■ **PROBLEM DETAILS**
Read the listing below and copy out every line that holds "data".

——

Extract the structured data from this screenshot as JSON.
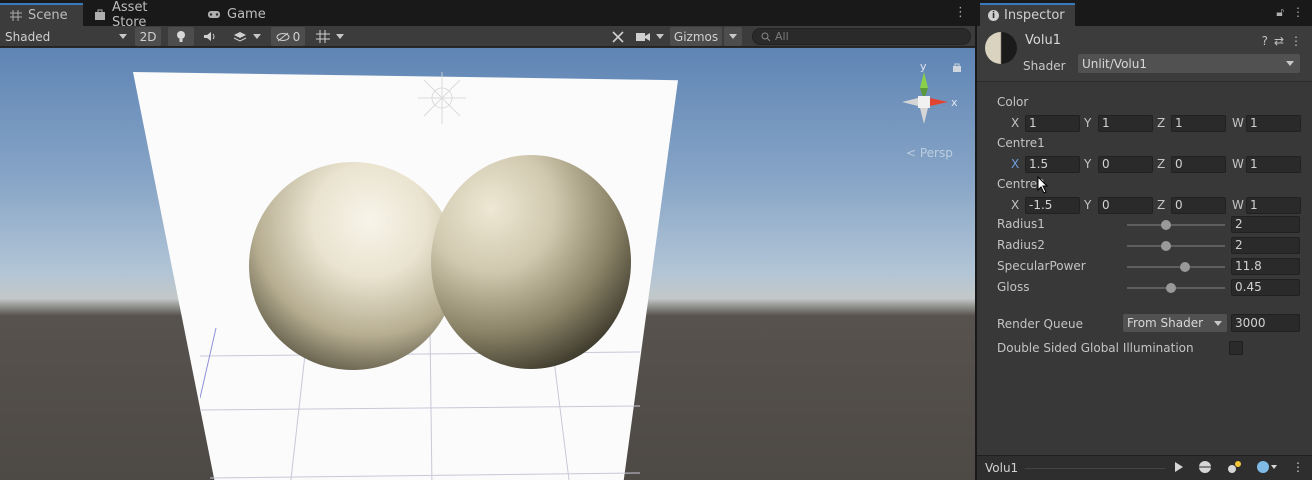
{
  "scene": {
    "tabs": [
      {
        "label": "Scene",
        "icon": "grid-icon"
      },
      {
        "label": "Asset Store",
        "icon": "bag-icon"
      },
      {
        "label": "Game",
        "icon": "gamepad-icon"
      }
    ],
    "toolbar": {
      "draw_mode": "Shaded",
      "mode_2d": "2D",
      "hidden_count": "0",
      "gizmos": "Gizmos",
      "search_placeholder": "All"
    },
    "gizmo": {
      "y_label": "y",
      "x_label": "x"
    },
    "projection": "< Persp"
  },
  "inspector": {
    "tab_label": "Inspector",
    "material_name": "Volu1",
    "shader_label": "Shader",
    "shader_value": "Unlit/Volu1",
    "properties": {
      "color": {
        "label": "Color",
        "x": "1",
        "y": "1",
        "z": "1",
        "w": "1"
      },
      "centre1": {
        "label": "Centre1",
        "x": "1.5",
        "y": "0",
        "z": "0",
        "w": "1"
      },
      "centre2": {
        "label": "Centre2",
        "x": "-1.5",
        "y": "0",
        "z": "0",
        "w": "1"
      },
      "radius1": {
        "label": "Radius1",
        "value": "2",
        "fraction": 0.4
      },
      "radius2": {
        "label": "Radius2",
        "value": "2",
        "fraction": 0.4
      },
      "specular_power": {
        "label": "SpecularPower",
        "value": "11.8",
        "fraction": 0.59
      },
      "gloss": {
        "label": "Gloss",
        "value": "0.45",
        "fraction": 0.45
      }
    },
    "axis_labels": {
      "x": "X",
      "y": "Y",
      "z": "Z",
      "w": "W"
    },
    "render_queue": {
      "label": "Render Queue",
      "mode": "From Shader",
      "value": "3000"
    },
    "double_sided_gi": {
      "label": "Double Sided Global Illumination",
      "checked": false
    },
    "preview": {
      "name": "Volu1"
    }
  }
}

——

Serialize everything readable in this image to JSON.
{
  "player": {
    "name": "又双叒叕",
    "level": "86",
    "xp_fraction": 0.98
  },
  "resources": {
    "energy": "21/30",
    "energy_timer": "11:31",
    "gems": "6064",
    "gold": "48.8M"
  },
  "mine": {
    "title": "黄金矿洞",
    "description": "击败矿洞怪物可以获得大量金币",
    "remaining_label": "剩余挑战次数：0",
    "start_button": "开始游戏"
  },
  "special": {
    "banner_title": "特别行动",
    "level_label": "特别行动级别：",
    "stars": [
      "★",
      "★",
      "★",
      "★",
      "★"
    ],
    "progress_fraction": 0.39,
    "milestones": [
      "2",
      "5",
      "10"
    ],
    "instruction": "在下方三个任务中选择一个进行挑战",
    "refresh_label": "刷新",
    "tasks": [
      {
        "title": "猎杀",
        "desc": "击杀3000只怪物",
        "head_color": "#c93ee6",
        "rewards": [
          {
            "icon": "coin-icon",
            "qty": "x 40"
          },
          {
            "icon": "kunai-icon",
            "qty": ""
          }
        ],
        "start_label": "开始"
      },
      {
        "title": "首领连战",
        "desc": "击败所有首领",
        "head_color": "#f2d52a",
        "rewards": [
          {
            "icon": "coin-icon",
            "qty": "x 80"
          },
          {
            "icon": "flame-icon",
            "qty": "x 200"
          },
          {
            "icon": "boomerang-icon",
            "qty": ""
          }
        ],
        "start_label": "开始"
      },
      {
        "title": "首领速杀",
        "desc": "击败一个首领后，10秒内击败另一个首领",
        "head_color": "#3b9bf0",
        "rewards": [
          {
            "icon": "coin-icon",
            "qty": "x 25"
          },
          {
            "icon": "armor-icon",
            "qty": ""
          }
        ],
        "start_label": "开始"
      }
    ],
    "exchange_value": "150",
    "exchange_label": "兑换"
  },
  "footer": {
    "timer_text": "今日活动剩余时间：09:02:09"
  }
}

——

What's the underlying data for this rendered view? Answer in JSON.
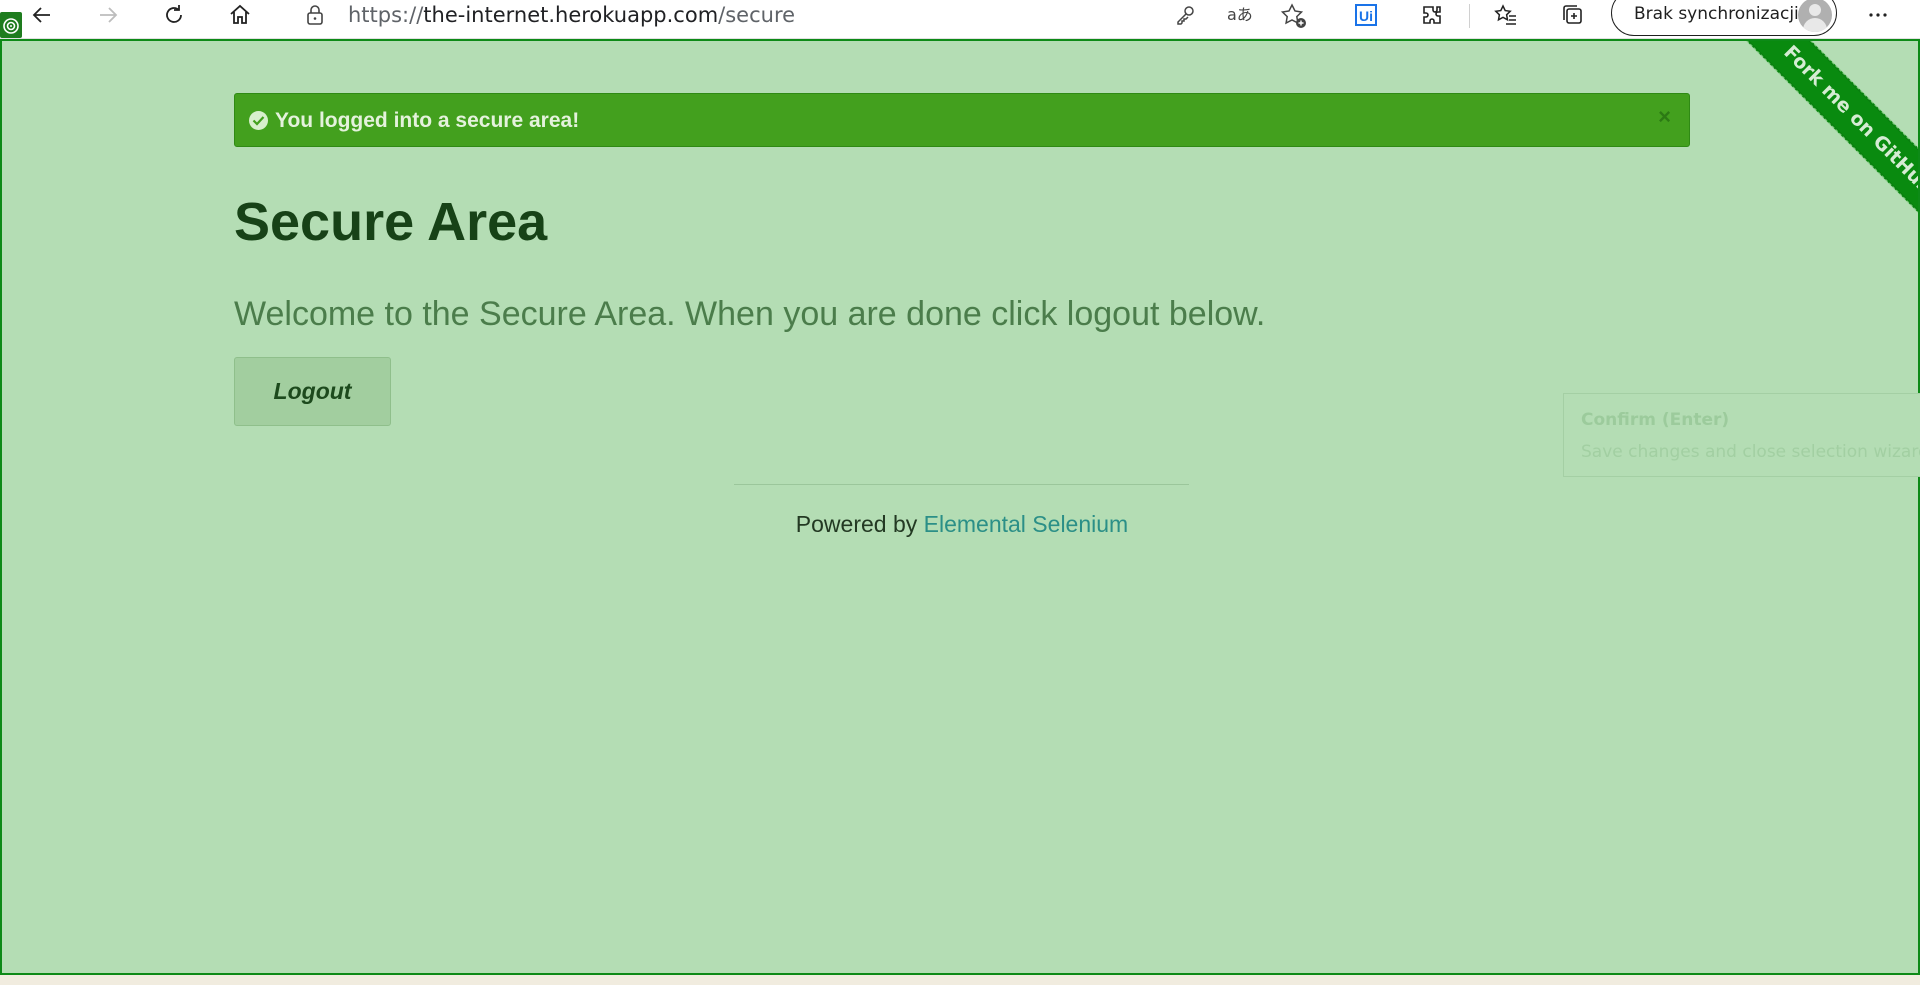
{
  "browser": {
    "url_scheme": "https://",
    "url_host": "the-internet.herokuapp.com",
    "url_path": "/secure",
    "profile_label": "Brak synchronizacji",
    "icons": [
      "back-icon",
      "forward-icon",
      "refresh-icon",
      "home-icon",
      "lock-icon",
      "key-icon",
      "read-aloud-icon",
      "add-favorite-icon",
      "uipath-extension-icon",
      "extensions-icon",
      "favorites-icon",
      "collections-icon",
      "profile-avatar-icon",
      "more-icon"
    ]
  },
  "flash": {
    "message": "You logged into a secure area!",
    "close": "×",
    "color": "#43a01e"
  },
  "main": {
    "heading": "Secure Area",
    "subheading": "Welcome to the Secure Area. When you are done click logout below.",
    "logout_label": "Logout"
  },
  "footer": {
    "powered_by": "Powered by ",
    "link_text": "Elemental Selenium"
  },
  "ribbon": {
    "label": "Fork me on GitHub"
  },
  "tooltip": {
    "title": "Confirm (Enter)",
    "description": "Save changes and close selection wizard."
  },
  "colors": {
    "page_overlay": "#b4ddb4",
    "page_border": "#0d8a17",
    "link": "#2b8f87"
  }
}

——

■ **COMPLETE OUTPUT**
Extract the structured data from this screenshot as JSON.
What's the underlying data for this rendered view? Answer in JSON.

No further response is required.